> [DIRECTIVE]: Please copy these lines, substituting "stat-bar" for every "attribute-bar" and leaving all else unchanged. Omit the pictures.

> [DATA FOR PROCESSING]:
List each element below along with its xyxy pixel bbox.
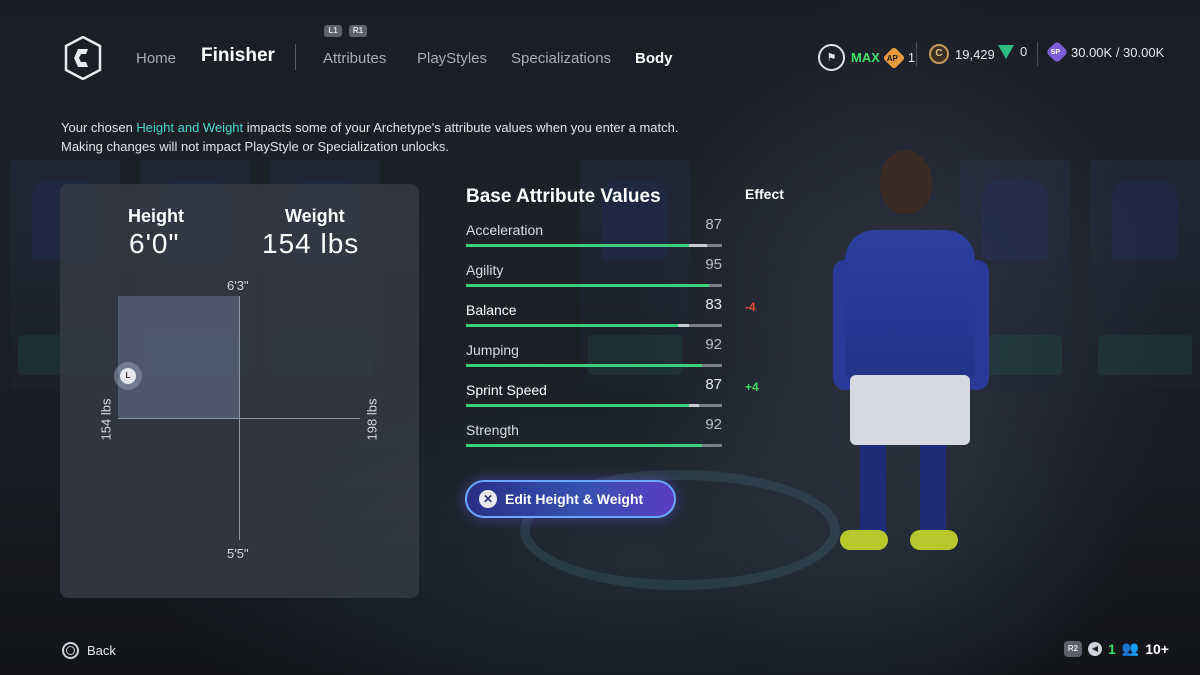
- nav-home[interactable]: Home: [136, 50, 176, 67]
- attribute-bar: [466, 404, 722, 407]
- body-range-area: [118, 296, 239, 418]
- attribute-row-balance: Balance 83: [466, 296, 722, 338]
- cross-button-icon: ✕: [479, 490, 497, 508]
- points-display: 0: [998, 44, 1027, 59]
- attributes-title: Base Attribute Values: [466, 186, 661, 207]
- r2-button-hint: R2: [1064, 640, 1082, 657]
- back-label: Back: [87, 643, 116, 658]
- axis-min-weight: 154 lbs: [98, 398, 114, 441]
- attribute-row-sprint-speed: Sprint Speed 87: [466, 376, 722, 418]
- weight-label: Weight: [285, 206, 345, 226]
- left-stick-icon: L: [120, 368, 136, 384]
- currency-separator: [1037, 42, 1038, 66]
- attribute-bar: [466, 364, 722, 367]
- attribute-bar: [466, 444, 722, 447]
- max-label: MAX: [851, 50, 880, 65]
- attribute-bar: [466, 284, 722, 287]
- points-value: 0: [1020, 44, 1028, 59]
- axis-min-height: 5'5": [227, 546, 249, 561]
- body-selector-handle[interactable]: L: [114, 362, 142, 390]
- coins-display: C 19,429: [929, 44, 995, 64]
- nav-divider: [295, 44, 296, 70]
- sp-value: 30.00K / 30.00K: [1071, 44, 1165, 60]
- nav-archetype-title: Finisher: [201, 45, 275, 66]
- attribute-row-agility: Agility 95: [466, 256, 722, 298]
- users-icon: 👥: [1121, 640, 1140, 656]
- sp-icon: SP: [1045, 40, 1069, 64]
- ap-value: 1: [907, 50, 916, 65]
- coin-icon: C: [929, 44, 949, 64]
- ap-icon: AP: [882, 46, 906, 69]
- intro-text: Your chosen Height and Weight impacts so…: [61, 120, 679, 154]
- l1-button-hint: L1: [324, 25, 342, 37]
- tab-attributes[interactable]: Attributes: [323, 50, 386, 67]
- points-shield-icon: [998, 44, 1014, 59]
- voice-count: 1: [1108, 640, 1116, 657]
- currency-separator: [916, 42, 917, 66]
- effect-title: Effect: [745, 186, 784, 202]
- height-label: Height: [128, 206, 184, 226]
- axis-max-height: 6'3": [227, 278, 249, 293]
- weight-axis: [118, 418, 360, 419]
- footer-status: R2 ◀ 1 👥 10+: [1064, 640, 1169, 657]
- height-value: 6'0": [129, 228, 180, 259]
- sp-display: SP 30.00K / 30.00K: [1045, 40, 1165, 64]
- circle-button-icon: [62, 642, 79, 659]
- tab-specializations[interactable]: Specializations: [511, 50, 611, 67]
- edit-height-weight-button[interactable]: ✕ Edit Height & Weight: [465, 480, 676, 518]
- attribute-bar: [466, 324, 722, 327]
- r1-button-hint: R1: [349, 25, 367, 37]
- tab-playstyles[interactable]: PlayStyles: [417, 50, 487, 67]
- attribute-bar: [466, 244, 722, 247]
- attribute-row-strength: Strength 92: [466, 416, 722, 458]
- coins-value: 19,429: [955, 46, 995, 62]
- attribute-row-jumping: Jumping 92: [466, 336, 722, 378]
- max-status: ⚑ MAX AP 1: [818, 44, 915, 71]
- intro-highlight: Height and Weight: [136, 120, 244, 135]
- users-count: 10+: [1145, 640, 1169, 657]
- sprint-speed-effect: +4: [745, 380, 759, 394]
- clubs-logo-icon: [64, 36, 102, 80]
- back-button[interactable]: Back: [62, 642, 116, 659]
- player-model: [833, 150, 989, 560]
- balance-effect: -4: [745, 300, 756, 314]
- edit-button-label: Edit Height & Weight: [505, 491, 644, 507]
- speaker-icon: ◀: [1088, 641, 1102, 656]
- axis-max-weight: 198 lbs: [364, 398, 380, 441]
- attribute-row-acceleration: Acceleration 87: [466, 216, 722, 258]
- tab-body[interactable]: Body: [635, 50, 673, 67]
- weight-value: 154 lbs: [262, 228, 360, 259]
- flags-icon: ⚑: [818, 44, 845, 71]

> [REPLY TO THE TASK]:
List each element below along with its xyxy pixel bbox.
- nav-home[interactable]: Home: [136, 50, 176, 67]
- stat-bar: [466, 404, 722, 407]
- body-range-area: [118, 296, 239, 418]
- attribute-row-balance: Balance 83: [466, 296, 722, 338]
- cross-button-icon: ✕: [479, 490, 497, 508]
- points-display: 0: [998, 44, 1027, 59]
- attributes-title: Base Attribute Values: [466, 186, 661, 207]
- r2-button-hint: R2: [1064, 640, 1082, 657]
- back-label: Back: [87, 643, 116, 658]
- axis-min-weight: 154 lbs: [98, 398, 114, 441]
- attribute-row-sprint-speed: Sprint Speed 87: [466, 376, 722, 418]
- weight-label: Weight: [285, 206, 345, 226]
- left-stick-icon: L: [120, 368, 136, 384]
- currency-separator: [1037, 42, 1038, 66]
- stat-bar: [466, 364, 722, 367]
- stat-bar: [466, 444, 722, 447]
- max-label: MAX: [851, 50, 880, 65]
- stat-bar: [466, 284, 722, 287]
- points-value: 0: [1020, 44, 1028, 59]
- axis-min-height: 5'5": [227, 546, 249, 561]
- body-selector-handle[interactable]: L: [114, 362, 142, 390]
- coins-display: C 19,429: [929, 44, 995, 64]
- nav-divider: [295, 44, 296, 70]
- sp-value: 30.00K / 30.00K: [1071, 44, 1165, 60]
- nav-archetype-title: Finisher: [201, 45, 275, 66]
- attribute-row-agility: Agility 95: [466, 256, 722, 298]
- users-icon: 👥: [1121, 640, 1140, 656]
- sp-icon: SP: [1045, 40, 1069, 64]
- ap-value: 1: [907, 50, 916, 65]
- coin-icon: C: [929, 44, 949, 64]
- ap-icon: AP: [882, 46, 906, 69]
- intro-text: Your chosen Height and Weight impacts so…: [61, 120, 679, 154]
- l1-button-hint: L1: [324, 25, 342, 37]
- tab-attributes[interactable]: Attributes: [323, 50, 386, 67]
- points-shield-icon: [998, 44, 1014, 59]
- voice-count: 1: [1108, 640, 1116, 657]
- currency-separator: [916, 42, 917, 66]
- effect-title: Effect: [745, 186, 784, 202]
- height-label: Height: [128, 206, 184, 226]
- axis-max-height: 6'3": [227, 278, 249, 293]
- weight-axis: [118, 418, 360, 419]
- footer-status: R2 ◀ 1 👥 10+: [1064, 640, 1169, 657]
- height-value: 6'0": [129, 228, 180, 259]
- sp-display: SP 30.00K / 30.00K: [1045, 40, 1165, 64]
- circle-button-icon: [62, 642, 79, 659]
- tab-specializations[interactable]: Specializations: [511, 50, 611, 67]
- edit-height-weight-button[interactable]: ✕ Edit Height & Weight: [465, 480, 676, 518]
- stat-bar: [466, 324, 722, 327]
- r1-button-hint: R1: [349, 25, 367, 37]
- tab-playstyles[interactable]: PlayStyles: [417, 50, 487, 67]
- stat-bar: [466, 244, 722, 247]
- attribute-row-strength: Strength 92: [466, 416, 722, 458]
- coins-value: 19,429: [955, 46, 995, 62]
- attribute-row-jumping: Jumping 92: [466, 336, 722, 378]
- max-status: ⚑ MAX AP 1: [818, 44, 915, 71]
- intro-highlight: Height and Weight: [136, 120, 244, 135]
- users-count: 10+: [1145, 640, 1169, 657]
- sprint-speed-effect: +4: [745, 380, 759, 394]
- clubs-logo-icon: [64, 36, 102, 80]
- back-button[interactable]: Back: [62, 642, 116, 659]
- player-model: [833, 150, 989, 560]
- balance-effect: -4: [745, 300, 756, 314]
- edit-button-label: Edit Height & Weight: [505, 491, 644, 507]
- speaker-icon: ◀: [1088, 641, 1102, 656]
- axis-max-weight: 198 lbs: [364, 398, 380, 441]
- attribute-row-acceleration: Acceleration 87: [466, 216, 722, 258]
- tab-body[interactable]: Body: [635, 50, 673, 67]
- weight-value: 154 lbs: [262, 228, 360, 259]
- flags-icon: ⚑: [818, 44, 845, 71]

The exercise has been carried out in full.